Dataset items

■ ■ ■ ■ ■ ■ ■

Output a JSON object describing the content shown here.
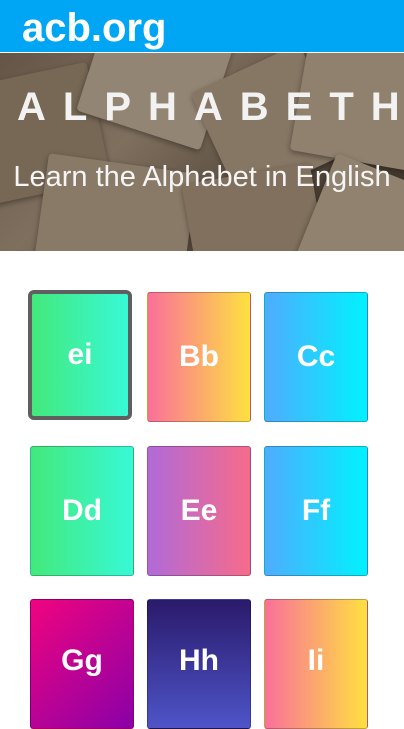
{
  "header": {
    "site_name": "acb.org"
  },
  "hero": {
    "title": "ALPHABETH",
    "subtitle": "Learn the Alphabet in English"
  },
  "letters": [
    {
      "label": "ei",
      "selected": true
    },
    {
      "label": "Bb",
      "selected": false
    },
    {
      "label": "Cc",
      "selected": false
    },
    {
      "label": "Dd",
      "selected": false
    },
    {
      "label": "Ee",
      "selected": false
    },
    {
      "label": "Ff",
      "selected": false
    },
    {
      "label": "Gg",
      "selected": false
    },
    {
      "label": "Hh",
      "selected": false
    },
    {
      "label": "Ii",
      "selected": false
    }
  ],
  "colors": {
    "header_bg": "#00a6f3",
    "green": [
      "#43e97b",
      "#38f9d7"
    ],
    "pink_yellow": [
      "#fa709a",
      "#fee140"
    ],
    "blue": [
      "#4facfe",
      "#00f2fe"
    ],
    "purple_pink": [
      "#b06ad9",
      "#f76b8a"
    ],
    "magenta": [
      "#f0047f",
      "#8a00a8"
    ],
    "navy": [
      "#2a1a6b",
      "#4e54c8"
    ]
  }
}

■ ■ ■ ■ ■ ■ ■

What is the number of lines in the listing that include the word "label"? Give that number and nothing else.

> _TASK SOLUTION_:
9